- Written exercise 1: In the passage about the Alberta family and falling property prices, how large a down payment did the family make on the $375,000 house?
- Written exercise 2: Carry on the passage about the Alberta family and falling property prices from where it ends.

Friday’s Financial Post featured an excellent article about a family in Alberta and the impact of falling real estate prices.  The family featured in the story “upgraded” from a condo to a house but kept the condo as an investment property.  The overall theme of the story is that falling property prices (in Alberta) is threatening to wipe out the family’s down payment.

This story highlights several problems that I presume to be very common amongst many Canadians in the wake of the real estate boom (or bubble as some would call it).

  • Failure to Evaluate Their Condominium as an Investment – The condo is currently generating $1,100 in rent but costs $1,800 to carry.  If the family looked at the cash flow, potential vacancy, CAP rates and rate of return on their “investment” they likely would not have kept the property.  It’s obvious that they were speculating on property prices continuing to increase.  Unfortunately, this family is probably not unique, I’ve had many conversations with individuals considering real estate investment who have no idea what “CAP rate” means nor have they put any thought into how much of their finances would be tied up in local real estate.  They are simply interested in real estate because they hear of so many other people making substantial sums of money.
  • Over Leveraging (Not Having Sufficient Down Payment) – The family purchased the $375,000 house with a $30,000 down payment.  At approximately 8% (equity) a small change in property prices has eroded their equity.

- Stored records:
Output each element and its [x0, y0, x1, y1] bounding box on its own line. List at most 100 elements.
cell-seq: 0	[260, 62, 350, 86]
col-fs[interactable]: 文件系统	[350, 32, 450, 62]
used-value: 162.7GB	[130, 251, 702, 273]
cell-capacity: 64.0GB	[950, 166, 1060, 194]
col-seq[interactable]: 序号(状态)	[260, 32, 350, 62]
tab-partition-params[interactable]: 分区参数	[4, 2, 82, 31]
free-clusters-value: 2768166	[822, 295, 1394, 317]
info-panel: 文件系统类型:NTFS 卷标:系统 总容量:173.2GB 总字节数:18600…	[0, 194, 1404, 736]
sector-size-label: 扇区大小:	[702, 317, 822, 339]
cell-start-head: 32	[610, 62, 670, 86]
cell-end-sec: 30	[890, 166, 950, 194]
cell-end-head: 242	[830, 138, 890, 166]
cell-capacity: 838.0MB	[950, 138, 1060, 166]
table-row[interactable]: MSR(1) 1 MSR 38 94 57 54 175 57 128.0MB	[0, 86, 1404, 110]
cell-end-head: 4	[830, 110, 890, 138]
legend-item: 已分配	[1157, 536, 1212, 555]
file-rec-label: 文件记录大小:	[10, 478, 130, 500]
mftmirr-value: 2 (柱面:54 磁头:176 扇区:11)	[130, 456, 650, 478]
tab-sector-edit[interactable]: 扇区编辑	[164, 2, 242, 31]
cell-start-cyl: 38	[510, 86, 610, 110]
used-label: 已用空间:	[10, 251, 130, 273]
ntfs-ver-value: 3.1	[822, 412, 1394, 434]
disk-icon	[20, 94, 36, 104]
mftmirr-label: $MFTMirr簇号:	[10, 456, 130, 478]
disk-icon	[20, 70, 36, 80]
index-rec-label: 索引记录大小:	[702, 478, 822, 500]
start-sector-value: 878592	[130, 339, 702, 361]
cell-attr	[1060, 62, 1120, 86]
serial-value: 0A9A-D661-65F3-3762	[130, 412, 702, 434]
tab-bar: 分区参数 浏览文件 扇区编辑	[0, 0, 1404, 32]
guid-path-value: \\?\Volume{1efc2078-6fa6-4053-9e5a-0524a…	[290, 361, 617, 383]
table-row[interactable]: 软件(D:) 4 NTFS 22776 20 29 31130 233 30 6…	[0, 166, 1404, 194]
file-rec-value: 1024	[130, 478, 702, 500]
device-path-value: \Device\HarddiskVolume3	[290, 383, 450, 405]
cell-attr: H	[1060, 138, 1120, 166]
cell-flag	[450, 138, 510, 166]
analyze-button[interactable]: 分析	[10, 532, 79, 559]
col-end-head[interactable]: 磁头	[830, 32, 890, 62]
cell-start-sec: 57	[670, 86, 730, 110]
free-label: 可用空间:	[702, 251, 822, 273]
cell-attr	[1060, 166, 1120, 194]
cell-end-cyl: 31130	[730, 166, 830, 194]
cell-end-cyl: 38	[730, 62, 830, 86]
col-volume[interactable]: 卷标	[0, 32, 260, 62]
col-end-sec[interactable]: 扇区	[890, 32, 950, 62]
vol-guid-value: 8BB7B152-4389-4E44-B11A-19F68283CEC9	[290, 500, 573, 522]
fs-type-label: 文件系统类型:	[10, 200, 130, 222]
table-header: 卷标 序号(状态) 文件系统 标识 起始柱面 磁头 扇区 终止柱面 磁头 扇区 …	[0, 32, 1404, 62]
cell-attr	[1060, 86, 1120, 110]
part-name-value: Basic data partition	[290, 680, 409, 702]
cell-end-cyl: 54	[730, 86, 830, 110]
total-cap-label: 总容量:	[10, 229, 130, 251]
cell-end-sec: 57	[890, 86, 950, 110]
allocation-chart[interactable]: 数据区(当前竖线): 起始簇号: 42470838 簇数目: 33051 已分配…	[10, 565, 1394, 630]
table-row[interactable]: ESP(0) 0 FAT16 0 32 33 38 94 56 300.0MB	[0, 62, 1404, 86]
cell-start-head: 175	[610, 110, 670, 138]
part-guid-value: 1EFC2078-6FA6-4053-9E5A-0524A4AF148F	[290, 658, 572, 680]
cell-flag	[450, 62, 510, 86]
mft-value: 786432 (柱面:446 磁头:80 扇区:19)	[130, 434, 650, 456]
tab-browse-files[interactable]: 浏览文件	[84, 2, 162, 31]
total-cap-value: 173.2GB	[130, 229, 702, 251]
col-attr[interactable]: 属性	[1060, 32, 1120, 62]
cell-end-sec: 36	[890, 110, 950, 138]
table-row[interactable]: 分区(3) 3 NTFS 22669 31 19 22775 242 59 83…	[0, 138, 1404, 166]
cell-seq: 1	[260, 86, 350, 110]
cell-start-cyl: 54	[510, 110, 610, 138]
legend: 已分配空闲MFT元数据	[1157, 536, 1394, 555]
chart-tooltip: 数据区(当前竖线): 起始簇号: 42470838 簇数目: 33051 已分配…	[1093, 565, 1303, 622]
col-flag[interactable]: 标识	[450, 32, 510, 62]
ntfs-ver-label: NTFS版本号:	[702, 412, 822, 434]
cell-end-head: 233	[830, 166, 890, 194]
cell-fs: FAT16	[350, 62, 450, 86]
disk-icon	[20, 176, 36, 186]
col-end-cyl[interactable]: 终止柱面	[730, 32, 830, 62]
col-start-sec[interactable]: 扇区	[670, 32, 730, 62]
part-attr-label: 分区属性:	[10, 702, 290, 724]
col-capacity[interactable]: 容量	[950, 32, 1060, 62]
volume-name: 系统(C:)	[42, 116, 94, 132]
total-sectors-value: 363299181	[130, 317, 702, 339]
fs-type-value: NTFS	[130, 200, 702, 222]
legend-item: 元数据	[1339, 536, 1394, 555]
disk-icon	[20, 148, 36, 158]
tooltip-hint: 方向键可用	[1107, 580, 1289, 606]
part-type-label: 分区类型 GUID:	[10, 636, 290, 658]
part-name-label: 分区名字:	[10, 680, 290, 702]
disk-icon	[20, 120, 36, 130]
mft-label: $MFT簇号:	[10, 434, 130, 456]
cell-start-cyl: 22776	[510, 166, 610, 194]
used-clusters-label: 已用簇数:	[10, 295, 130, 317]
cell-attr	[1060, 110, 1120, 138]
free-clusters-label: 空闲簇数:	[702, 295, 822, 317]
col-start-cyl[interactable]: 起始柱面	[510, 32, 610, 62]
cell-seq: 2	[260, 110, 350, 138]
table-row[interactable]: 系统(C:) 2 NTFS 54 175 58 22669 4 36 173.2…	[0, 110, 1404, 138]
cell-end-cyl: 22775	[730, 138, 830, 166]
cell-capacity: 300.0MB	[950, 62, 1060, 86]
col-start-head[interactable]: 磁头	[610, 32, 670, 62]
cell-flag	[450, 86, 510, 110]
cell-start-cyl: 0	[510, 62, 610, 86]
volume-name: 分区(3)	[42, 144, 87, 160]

- Expected output 1: $30,000.

- Expected output 2:
  • Belief That Real Estate Never Goes Down – The real estate boom of the past decade has created a generation of individuals who blindly buy into the “real estate never goes down” marketing.  I find it interesting that most of these same individuals would most likely agree with the rule “what goes up must come down”.  Logic dictates that only one of those two statements can be true.

It is encouraging to see that the family is willing to lower their asking price to sell the properties (the article indicates that they need to relocate for other reasons).  It seems that they have learned their lesson and will hopefully be able to start over without going into negative equity.  Others in the same position may be tempted to hold firm only to see the market drop even further.

Readers – what are your thoughts on this couple’s situation?  Is this a scenario that you hear all too often in the wake of this real estate bubble?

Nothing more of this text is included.